- [TASK PROMPT]: Copy every entry exactly.

(Recorded data)
================================

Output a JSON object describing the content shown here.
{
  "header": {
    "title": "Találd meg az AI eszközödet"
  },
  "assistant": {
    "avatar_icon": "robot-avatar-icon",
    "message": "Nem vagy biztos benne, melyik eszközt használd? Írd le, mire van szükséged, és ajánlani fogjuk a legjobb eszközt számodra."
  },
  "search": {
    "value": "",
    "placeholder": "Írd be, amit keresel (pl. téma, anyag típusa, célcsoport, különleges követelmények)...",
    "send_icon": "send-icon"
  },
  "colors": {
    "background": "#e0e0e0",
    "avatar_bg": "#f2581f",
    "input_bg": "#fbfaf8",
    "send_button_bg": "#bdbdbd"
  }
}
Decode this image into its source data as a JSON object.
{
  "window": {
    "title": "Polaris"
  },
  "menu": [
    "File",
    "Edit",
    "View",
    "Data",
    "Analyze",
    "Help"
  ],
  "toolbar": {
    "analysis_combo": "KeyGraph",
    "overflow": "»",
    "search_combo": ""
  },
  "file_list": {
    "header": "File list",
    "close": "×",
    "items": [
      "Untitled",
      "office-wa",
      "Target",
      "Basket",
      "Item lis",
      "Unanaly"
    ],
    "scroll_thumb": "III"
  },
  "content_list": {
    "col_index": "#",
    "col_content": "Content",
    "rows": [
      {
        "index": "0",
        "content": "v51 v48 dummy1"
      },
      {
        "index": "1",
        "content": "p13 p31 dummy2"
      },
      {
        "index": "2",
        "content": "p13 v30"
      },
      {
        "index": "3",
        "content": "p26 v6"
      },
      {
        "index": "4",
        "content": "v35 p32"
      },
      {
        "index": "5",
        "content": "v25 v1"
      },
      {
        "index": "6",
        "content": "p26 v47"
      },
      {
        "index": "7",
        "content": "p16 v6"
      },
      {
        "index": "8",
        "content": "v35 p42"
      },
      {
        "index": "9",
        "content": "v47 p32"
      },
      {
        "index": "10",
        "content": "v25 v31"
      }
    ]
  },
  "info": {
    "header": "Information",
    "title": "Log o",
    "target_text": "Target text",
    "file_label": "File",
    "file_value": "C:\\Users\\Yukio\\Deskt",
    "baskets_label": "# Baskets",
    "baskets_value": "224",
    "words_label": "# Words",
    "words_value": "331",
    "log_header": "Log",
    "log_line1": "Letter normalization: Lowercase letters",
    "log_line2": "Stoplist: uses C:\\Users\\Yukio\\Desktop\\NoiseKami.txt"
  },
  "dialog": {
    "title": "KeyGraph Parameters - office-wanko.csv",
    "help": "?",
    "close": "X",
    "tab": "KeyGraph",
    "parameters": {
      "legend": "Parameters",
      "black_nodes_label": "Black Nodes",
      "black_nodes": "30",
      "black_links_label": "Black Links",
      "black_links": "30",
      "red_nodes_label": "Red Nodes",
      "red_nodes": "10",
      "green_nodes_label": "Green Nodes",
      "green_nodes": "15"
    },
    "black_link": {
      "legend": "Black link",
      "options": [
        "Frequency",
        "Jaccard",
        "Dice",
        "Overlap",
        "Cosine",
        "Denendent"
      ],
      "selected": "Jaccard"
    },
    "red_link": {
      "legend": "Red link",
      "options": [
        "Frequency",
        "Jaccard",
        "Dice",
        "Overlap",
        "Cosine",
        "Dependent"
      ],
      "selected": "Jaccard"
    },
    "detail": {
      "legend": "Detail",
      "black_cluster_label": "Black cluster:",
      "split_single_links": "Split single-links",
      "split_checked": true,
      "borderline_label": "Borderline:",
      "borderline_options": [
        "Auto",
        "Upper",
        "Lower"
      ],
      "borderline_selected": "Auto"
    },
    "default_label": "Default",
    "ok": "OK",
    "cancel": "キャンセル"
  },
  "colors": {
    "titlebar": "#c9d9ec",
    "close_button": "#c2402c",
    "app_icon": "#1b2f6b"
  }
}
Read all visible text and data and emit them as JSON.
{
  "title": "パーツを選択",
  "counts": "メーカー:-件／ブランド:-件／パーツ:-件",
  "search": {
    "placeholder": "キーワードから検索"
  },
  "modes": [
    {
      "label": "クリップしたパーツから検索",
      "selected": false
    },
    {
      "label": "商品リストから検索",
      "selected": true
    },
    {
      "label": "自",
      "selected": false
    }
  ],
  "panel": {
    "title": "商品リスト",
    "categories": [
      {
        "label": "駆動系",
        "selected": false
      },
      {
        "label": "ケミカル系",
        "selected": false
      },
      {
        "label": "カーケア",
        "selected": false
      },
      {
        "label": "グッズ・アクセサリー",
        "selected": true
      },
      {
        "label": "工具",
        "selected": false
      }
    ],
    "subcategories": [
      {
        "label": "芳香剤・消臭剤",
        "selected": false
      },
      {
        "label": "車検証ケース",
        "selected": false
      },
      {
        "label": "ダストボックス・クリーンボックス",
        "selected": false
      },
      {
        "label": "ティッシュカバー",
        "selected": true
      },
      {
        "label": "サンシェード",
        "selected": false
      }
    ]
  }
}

================================

- [CORRECT RESULT]:
Output a JSON object describing the content shown here.
{
  "header": {
    "title": "Találd meg az AI eszközödet"
  },
  "assistant": {
    "avatar_icon": "robot-avatar-icon",
    "message": "Nem vagy biztos benne, melyik eszközt használd? Írd le, mire van szükséged, és ajánlani fogjuk a legjobb eszközt számodra."
  },
  "search": {
    "value": "",
    "placeholder": "Írd be, amit keresel (pl. téma, anyag típusa, célcsoport, különleges követelmények)...",
    "send_icon": "send-icon"
  },
  "colors": {
    "background": "#e0e0e0",
    "avatar_bg": "#f2581f",
    "input_bg": "#fbfaf8",
    "send_button_bg": "#bdbdbd"
  }
}
Decode this image into its source data as a JSON object.
{
  "window": {
    "title": "Polaris"
  },
  "menu": [
    "File",
    "Edit",
    "View",
    "Data",
    "Analyze",
    "Help"
  ],
  "toolbar": {
    "analysis_combo": "KeyGraph",
    "overflow": "»",
    "search_combo": ""
  },
  "file_list": {
    "header": "File list",
    "close": "×",
    "items": [
      "Untitled",
      "office-wa",
      "Target",
      "Basket",
      "Item lis",
      "Unanaly"
    ],
    "scroll_thumb": "III"
  },
  "content_list": {
    "col_index": "#",
    "col_content": "Content",
    "rows": [
      {
        "index": "0",
        "content": "v51 v48 dummy1"
      },
      {
        "index": "1",
        "content": "p13 p31 dummy2"
      },
      {
        "index": "2",
        "content": "p13 v30"
      },
      {
        "index": "3",
        "content": "p26 v6"
      },
      {
        "index": "4",
        "content": "v35 p32"
      },
      {
        "index": "5",
        "content": "v25 v1"
      },
      {
        "index": "6",
        "content": "p26 v47"
      },
      {
        "index": "7",
        "content": "p16 v6"
      },
      {
        "index": "8",
        "content": "v35 p42"
      },
      {
        "index": "9",
        "content": "v47 p32"
      },
      {
        "index": "10",
        "content": "v25 v31"
      }
    ]
  },
  "info": {
    "header": "Information",
    "title": "Log o",
    "target_text": "Target text",
    "file_label": "File",
    "file_value": "C:\\Users\\Yukio\\Deskt",
    "baskets_label": "# Baskets",
    "baskets_value": "224",
    "words_label": "# Words",
    "words_value": "331",
    "log_header": "Log",
    "log_line1": "Letter normalization: Lowercase letters",
    "log_line2": "Stoplist: uses C:\\Users\\Yukio\\Desktop\\NoiseKami.txt"
  },
  "dialog": {
    "title": "KeyGraph Parameters - office-wanko.csv",
    "help": "?",
    "close": "X",
    "tab": "KeyGraph",
    "parameters": {
      "legend": "Parameters",
      "black_nodes_label": "Black Nodes",
      "black_nodes": "30",
      "black_links_label": "Black Links",
      "black_links": "30",
      "red_nodes_label": "Red Nodes",
      "red_nodes": "10",
      "green_nodes_label": "Green Nodes",
      "green_nodes": "15"
    },
    "black_link": {
      "legend": "Black link",
      "options": [
        "Frequency",
        "Jaccard",
        "Dice",
        "Overlap",
        "Cosine",
        "Denendent"
      ],
      "selected": "Jaccard"
    },
    "red_link": {
      "legend": "Red link",
      "options": [
        "Frequency",
        "Jaccard",
        "Dice",
        "Overlap",
        "Cosine",
        "Dependent"
      ],
      "selected": "Jaccard"
    },
    "detail": {
      "legend": "Detail",
      "black_cluster_label": "Black cluster:",
      "split_single_links": "Split single-links",
      "split_checked": true,
      "borderline_label": "Borderline:",
      "borderline_options": [
        "Auto",
        "Upper",
        "Lower"
      ],
      "borderline_selected": "Auto"
    },
    "default_label": "Default",
    "ok": "OK",
    "cancel": "キャンセル"
  },
  "colors": {
    "titlebar": "#c9d9ec",
    "close_button": "#c2402c",
    "app_icon": "#1b2f6b"
  }
}
Read all visible text and data and emit them as JSON.
{
  "title": "パーツを選択",
  "counts": "メーカー:-件／ブランド:-件／パーツ:-件",
  "search": {
    "placeholder": "キーワードから検索"
  },
  "modes": [
    {
      "label": "クリップしたパーツから検索",
      "selected": false
    },
    {
      "label": "商品リストから検索",
      "selected": true
    },
    {
      "label": "自",
      "selected": false
    }
  ],
  "panel": {
    "title": "商品リスト",
    "categories": [
      {
        "label": "駆動系",
        "selected": false
      },
      {
        "label": "ケミカル系",
        "selected": false
      },
      {
        "label": "カーケア",
        "selected": false
      },
      {
        "label": "グッズ・アクセサリー",
        "selected": true
      },
      {
        "label": "工具",
        "selected": false
      }
    ],
    "subcategories": [
      {
        "label": "芳香剤・消臭剤",
        "selected": false
      },
      {
        "label": "車検証ケース",
        "selected": false
      },
      {
        "label": "ダストボックス・クリーンボックス",
        "selected": false
      },
      {
        "label": "ティッシュカバー",
        "selected": true
      },
      {
        "label": "サンシェード",
        "selected": false
      }
    ]
  }
}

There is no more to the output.